# start of DOCUMENT EXTRACT

How to: Download a page from the Wayback Machine over a specified interval

The way wayback URLs are formatted are as follows:

http://$BASEURL/$TIMESTAMP/$TARGET

Here BASEURL is usually http://web.archive.org/web (I say usually as I am unsure if it is the only BASEURL)

TARGET is self explanatory (in your case http://nature.com, or some similar URL)

TIMESTAMP is YYYYmmddHHMMss when the capture was made (in UTC):

  • YYYY: Year
  • mm: Month (2 digit - 01 to 12)
  • dd: Day of month (2 digit - 01 to 31)
  • HH: Hour (2 digit - 00 to 23)
  • MM: Minute (2 digit - 00 to 59)
  • ss: Second (2 digit - 00 to 59)

In case you request a capture time that doesn't exist, the wayback machine redirects to the closest capture for that URL, whether in the future or the past.

You can use that feature to get each daily URL using curl -I (HTTP HEAD) to get the set of URLs:

BASEURL='http://web.archive.org/web'
TARGET="SET_THIS"
START=1325419200 # Jan 1 2012 12:00:00 UTC (Noon) 
END=1356998400 # Tue Jan  1 00:00:00 UTC 2013
if uname -s |grep -q 'Darwin' ; then
    DATECMD="date -u '+%Y%m%d%H%M%S' -r "

# end of DOCUMENT EXTRACT
# start of RECORDS PROVIDED

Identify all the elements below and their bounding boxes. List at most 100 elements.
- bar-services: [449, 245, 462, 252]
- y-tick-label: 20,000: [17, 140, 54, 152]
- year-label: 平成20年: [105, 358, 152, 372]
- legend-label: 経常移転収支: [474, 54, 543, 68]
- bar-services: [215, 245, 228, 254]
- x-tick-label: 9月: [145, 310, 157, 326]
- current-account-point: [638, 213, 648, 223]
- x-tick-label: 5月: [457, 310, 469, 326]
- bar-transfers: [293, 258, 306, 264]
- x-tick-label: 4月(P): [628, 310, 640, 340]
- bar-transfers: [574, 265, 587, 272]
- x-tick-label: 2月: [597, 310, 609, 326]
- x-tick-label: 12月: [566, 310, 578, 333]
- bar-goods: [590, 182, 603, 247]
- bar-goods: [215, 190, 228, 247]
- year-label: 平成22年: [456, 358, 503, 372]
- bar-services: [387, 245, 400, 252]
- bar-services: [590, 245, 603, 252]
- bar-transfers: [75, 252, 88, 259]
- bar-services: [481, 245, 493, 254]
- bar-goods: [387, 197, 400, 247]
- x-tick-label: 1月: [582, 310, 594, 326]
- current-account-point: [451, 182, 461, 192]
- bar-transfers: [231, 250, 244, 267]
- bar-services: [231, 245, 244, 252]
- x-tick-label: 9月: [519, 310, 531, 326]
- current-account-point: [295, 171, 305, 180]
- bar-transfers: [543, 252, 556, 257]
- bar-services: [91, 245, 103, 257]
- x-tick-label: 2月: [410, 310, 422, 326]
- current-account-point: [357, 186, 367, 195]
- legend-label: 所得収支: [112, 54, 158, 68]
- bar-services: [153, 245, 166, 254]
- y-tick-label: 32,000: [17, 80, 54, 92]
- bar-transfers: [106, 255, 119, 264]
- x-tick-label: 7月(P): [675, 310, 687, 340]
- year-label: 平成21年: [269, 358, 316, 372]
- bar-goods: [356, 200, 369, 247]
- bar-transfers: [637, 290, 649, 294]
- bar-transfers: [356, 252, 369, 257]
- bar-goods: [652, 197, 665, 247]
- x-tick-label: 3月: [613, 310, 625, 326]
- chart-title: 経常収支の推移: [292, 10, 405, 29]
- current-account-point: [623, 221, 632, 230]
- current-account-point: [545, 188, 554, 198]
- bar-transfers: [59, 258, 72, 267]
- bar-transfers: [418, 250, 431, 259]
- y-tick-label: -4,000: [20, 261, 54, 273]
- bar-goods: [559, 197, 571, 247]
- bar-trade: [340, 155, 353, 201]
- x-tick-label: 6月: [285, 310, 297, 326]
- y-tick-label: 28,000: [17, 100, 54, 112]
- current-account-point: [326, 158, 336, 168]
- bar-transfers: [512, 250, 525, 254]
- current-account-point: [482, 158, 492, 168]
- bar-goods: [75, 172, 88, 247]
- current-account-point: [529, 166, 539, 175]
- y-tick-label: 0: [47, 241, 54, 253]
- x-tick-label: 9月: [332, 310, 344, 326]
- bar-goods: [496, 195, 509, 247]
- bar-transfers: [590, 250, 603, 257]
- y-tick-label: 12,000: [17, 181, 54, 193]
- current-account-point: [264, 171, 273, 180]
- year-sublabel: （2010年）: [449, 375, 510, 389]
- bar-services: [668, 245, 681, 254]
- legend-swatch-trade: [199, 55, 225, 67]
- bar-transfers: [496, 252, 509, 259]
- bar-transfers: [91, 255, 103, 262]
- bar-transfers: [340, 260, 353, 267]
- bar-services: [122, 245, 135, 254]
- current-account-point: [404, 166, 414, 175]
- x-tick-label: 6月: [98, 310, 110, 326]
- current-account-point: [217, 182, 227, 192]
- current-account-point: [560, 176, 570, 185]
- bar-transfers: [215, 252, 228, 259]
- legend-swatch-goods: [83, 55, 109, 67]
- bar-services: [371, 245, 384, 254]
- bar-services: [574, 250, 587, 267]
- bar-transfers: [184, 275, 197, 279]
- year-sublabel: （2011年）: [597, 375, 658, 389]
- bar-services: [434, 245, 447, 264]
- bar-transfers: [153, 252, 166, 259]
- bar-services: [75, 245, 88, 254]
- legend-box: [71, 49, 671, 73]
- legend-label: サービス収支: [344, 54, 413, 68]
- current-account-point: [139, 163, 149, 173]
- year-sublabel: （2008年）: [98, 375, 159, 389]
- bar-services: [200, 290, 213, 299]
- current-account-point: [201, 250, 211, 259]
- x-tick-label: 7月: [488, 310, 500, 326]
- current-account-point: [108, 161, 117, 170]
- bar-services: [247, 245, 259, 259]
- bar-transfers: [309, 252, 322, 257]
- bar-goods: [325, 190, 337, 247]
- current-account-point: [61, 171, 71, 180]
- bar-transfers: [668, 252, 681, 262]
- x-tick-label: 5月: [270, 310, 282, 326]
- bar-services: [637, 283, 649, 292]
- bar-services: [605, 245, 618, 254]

# end of RECORDS PROVIDED

SET TASKS
1. Translate this sentence from the Wayback Machine how-to into Spanish: "In case you request a capture time that doesn't exist, the wayback machine redirects to the closest capture for that URL, whether in the future or the past."
2. Extend the Wayback Machine how-to, picking up right after its final line.
None of the lines listed above are needed.

TASK-BY-TASK ANSWERS
1. En caso de que solicites una hora de captura que no existe, la Wayback Machine redirige a la captura más cercana para esa URL, ya sea en el futuro o en el pasado.

2.
elif uname -s |grep -q 'Linux'; then
    DATECMD="date -u +%Y%m%d%H%M%S -d @"
fi


while [[ $START -lt $END ]]; do
    TIMESTAMP=$(${DATECMD}$START)
    REDIRECT="$(curl -sI "$BASEURL/$TIMESTAMP/$TARGET" |awk '/^Location/ {print $2}')"
    if [[ -z "$REDIRECT" ]]; then
        echo "$BASEURL/$TIMESTAMP/$TARGET"
    else
        echo $REDIRECT
    fi
    START=$((START + 86400)) # add 24 hours
done

This gets you the URLs that are closest to noon on each day of 2012. Just remove the duplicates, and, and download the pages.

Note: The Script above can probably be greatly improved to jump forward in case the REDIRECT is for a URL more than 1 day in the future, but then it requires deconstructing the returned URL, and adjusting START to the correct date value.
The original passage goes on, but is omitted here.